▸ **TASK REQUIREMENTS**
Answer with one number: the count of lines in this material that hold the word "image".

======== PROVIDED RECORDS

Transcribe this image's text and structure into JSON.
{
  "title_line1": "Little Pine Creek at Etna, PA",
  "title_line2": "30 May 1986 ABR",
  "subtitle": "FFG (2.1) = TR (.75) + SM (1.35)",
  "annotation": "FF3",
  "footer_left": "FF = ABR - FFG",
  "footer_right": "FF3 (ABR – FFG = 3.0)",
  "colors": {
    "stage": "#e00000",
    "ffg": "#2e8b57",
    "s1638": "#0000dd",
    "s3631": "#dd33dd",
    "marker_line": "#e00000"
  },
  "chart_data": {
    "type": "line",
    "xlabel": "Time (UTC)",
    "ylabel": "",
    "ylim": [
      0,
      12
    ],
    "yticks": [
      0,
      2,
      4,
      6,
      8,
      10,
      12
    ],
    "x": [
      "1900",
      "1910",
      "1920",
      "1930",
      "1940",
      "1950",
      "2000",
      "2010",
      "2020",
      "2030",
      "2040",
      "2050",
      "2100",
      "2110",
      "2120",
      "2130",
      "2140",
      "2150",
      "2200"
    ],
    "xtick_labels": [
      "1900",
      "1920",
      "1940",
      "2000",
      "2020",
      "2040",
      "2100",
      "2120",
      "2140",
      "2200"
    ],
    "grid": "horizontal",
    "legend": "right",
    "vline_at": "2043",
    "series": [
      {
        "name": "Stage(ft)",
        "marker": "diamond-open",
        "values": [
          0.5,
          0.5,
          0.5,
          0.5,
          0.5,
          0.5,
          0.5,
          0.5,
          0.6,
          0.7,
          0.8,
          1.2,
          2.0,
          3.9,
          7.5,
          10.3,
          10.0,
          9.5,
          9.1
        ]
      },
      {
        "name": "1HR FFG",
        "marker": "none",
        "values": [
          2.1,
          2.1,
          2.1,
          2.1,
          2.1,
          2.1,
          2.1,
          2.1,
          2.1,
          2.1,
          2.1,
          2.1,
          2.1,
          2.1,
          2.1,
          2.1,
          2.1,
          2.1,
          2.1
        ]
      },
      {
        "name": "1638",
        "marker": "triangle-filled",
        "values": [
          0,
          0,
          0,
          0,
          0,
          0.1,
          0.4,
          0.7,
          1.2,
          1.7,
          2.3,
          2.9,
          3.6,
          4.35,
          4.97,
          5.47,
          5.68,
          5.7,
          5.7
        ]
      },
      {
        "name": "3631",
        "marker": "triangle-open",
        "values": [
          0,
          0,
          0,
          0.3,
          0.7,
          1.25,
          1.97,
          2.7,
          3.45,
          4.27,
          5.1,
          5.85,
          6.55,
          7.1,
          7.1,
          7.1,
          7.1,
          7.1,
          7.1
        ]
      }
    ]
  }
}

================
======== PROVIDED RECORDS

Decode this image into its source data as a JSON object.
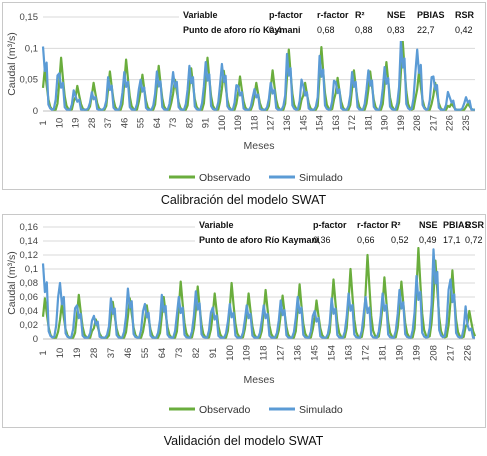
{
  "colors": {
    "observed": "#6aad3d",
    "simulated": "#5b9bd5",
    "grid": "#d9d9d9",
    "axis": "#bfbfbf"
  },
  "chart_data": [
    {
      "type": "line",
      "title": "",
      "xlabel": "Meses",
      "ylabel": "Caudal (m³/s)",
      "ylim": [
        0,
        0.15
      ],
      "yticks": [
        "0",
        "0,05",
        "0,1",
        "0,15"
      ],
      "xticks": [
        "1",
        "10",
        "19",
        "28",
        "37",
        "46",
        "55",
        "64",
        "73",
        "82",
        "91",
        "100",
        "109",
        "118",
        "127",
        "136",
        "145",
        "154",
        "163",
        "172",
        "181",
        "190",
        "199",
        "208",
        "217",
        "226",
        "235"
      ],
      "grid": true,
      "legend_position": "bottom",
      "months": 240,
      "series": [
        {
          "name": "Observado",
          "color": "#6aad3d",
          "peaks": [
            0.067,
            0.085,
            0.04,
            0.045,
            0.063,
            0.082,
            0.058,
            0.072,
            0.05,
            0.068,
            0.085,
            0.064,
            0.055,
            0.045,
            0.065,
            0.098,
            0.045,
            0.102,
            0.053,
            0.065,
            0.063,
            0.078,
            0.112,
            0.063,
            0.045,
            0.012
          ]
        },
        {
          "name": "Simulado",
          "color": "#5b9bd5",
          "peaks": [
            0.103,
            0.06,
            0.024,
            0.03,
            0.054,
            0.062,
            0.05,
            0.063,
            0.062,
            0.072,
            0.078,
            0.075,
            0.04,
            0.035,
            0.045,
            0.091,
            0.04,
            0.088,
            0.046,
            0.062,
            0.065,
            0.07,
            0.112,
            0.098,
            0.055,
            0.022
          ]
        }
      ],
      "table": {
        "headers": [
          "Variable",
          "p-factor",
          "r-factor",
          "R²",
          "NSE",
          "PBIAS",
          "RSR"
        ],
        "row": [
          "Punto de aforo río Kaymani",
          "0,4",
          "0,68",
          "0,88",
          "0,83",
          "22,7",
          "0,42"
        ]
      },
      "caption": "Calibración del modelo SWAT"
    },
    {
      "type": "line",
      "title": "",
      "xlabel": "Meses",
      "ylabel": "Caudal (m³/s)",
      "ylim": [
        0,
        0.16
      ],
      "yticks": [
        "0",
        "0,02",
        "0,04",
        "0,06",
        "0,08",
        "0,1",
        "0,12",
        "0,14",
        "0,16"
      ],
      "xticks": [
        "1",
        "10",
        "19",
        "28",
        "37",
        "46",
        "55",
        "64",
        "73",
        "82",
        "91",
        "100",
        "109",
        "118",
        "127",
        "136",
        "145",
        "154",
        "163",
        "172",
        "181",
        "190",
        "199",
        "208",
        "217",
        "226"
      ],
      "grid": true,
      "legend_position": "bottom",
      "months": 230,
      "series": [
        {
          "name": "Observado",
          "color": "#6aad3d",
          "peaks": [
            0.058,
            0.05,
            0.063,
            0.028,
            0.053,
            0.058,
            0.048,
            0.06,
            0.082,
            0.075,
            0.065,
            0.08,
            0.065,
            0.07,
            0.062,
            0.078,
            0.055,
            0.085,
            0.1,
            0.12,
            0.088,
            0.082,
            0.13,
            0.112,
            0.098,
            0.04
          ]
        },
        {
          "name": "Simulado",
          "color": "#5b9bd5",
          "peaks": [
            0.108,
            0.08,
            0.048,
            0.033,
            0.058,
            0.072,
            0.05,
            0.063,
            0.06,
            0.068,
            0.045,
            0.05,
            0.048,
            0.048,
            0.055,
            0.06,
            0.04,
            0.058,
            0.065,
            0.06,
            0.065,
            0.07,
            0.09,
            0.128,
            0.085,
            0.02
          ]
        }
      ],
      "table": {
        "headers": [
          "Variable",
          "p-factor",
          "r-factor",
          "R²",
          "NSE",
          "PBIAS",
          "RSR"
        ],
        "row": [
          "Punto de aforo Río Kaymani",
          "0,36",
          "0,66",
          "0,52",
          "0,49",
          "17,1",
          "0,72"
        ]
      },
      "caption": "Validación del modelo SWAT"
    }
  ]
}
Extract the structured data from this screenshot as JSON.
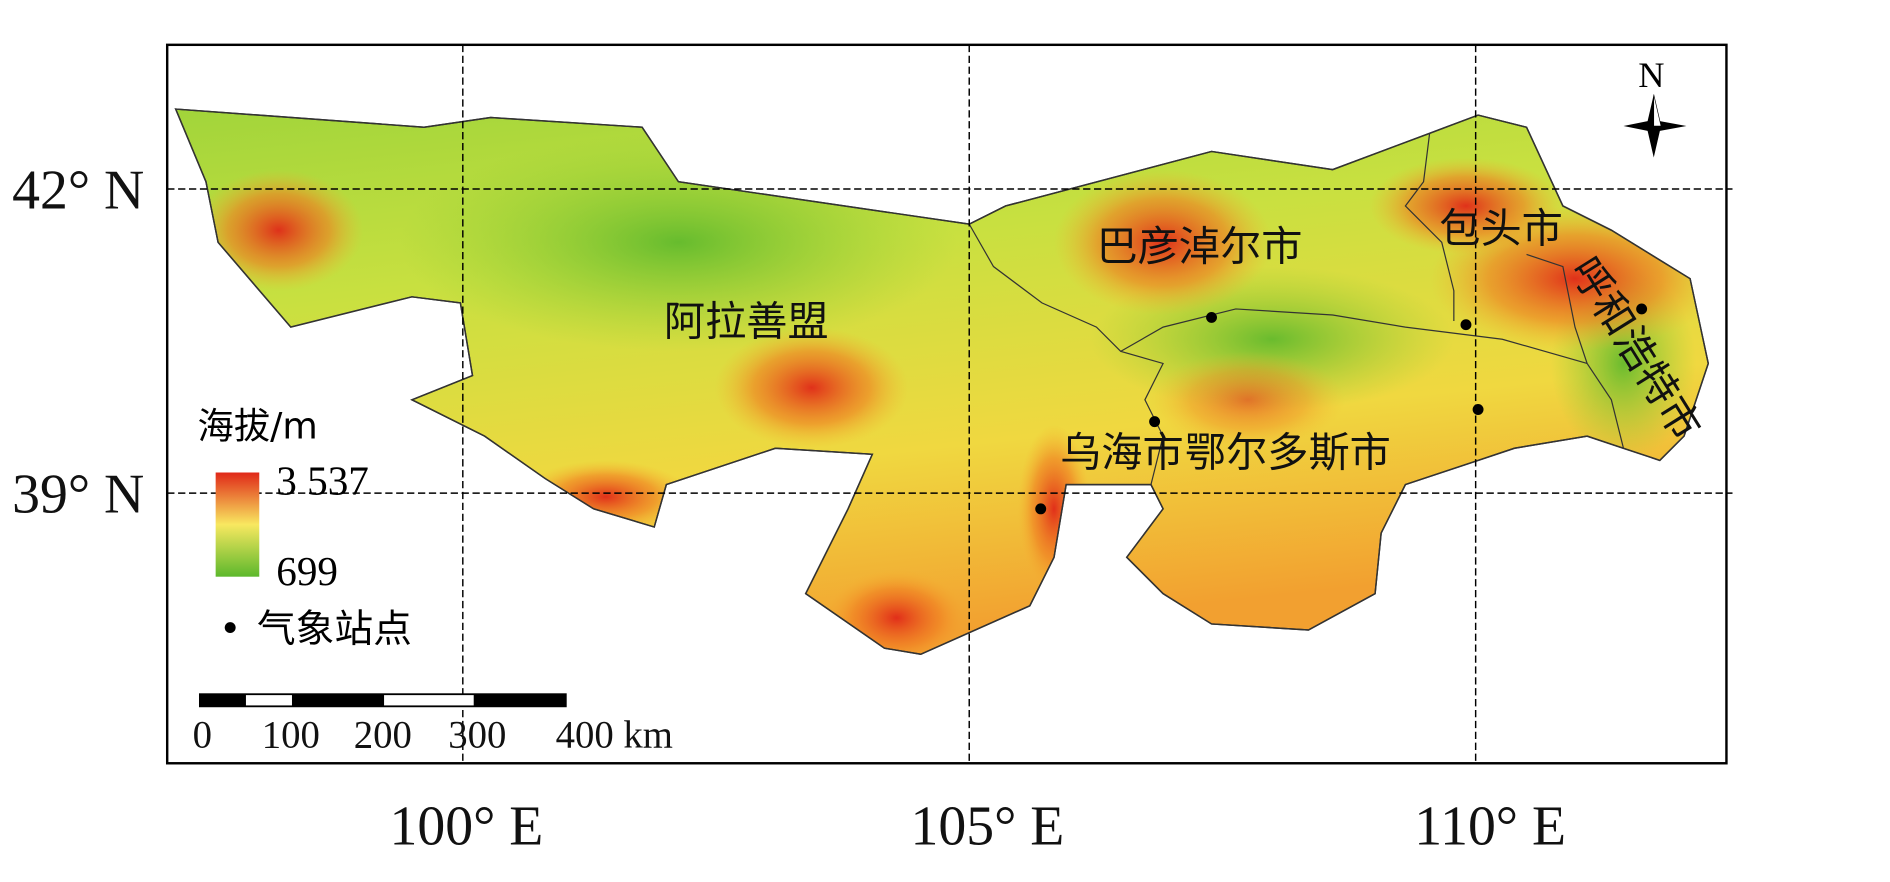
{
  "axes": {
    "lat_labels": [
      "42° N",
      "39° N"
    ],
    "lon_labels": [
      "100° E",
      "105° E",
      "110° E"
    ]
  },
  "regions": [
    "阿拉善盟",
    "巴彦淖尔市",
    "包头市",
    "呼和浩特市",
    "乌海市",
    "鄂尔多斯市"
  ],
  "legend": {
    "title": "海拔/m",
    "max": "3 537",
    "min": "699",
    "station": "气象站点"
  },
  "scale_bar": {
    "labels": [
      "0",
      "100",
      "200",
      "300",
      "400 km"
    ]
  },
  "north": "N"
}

================

▸ **COMPLETED TASK**
2